----- Materials provided

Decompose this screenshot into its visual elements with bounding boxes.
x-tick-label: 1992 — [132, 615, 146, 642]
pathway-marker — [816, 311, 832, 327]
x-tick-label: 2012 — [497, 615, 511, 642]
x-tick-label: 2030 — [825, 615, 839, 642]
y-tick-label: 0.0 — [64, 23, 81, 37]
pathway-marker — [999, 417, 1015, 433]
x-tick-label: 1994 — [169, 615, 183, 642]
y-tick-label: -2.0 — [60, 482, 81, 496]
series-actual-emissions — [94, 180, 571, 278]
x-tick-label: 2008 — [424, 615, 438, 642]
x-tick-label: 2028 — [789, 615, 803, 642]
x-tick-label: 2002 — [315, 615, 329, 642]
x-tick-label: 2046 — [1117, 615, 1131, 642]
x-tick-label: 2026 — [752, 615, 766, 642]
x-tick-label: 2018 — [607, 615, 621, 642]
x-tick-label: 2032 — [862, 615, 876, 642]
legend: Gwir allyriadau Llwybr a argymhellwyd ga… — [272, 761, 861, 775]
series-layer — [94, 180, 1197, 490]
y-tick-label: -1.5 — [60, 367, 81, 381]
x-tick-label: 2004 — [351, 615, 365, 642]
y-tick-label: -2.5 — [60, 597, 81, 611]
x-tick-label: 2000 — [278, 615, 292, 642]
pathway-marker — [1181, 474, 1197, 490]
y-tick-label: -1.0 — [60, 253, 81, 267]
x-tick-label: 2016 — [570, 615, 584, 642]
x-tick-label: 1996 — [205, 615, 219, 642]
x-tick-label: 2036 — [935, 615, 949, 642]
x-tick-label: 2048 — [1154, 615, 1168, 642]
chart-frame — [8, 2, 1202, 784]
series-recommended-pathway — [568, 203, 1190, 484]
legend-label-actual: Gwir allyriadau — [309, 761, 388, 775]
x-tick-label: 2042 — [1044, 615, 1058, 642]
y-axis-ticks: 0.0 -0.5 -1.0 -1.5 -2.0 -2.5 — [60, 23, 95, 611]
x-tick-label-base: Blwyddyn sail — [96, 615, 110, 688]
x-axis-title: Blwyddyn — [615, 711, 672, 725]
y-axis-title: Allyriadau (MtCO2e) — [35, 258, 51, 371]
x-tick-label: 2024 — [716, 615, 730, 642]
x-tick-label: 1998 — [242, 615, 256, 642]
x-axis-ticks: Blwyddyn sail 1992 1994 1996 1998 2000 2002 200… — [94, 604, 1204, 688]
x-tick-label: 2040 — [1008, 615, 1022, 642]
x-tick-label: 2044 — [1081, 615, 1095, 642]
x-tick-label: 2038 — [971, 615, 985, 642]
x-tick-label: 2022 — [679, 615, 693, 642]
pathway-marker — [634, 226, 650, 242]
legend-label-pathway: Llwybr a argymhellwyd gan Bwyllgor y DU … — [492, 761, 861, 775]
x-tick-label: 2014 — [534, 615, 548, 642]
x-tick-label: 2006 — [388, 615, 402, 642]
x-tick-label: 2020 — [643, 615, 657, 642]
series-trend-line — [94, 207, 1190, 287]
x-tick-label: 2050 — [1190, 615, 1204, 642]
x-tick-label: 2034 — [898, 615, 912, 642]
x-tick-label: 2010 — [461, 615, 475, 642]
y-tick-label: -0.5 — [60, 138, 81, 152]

----------

» **Work required**: List every line of the records that contains the string "axis". Treat uppercase and lowercase letters as distinct.

» **Full response**:
y-axis-ticks: 0.0 -0.5 -1.0 -1.5 -2.0 -2.5 — [60, 23, 95, 611]
x-axis-title: Blwyddyn — [615, 711, 672, 725]
y-axis-title: Allyriadau (MtCO2e) — [35, 258, 51, 371]
x-axis-ticks: Blwyddyn sail 1992 1994 1996 1998 2000 2002 200… — [94, 604, 1204, 688]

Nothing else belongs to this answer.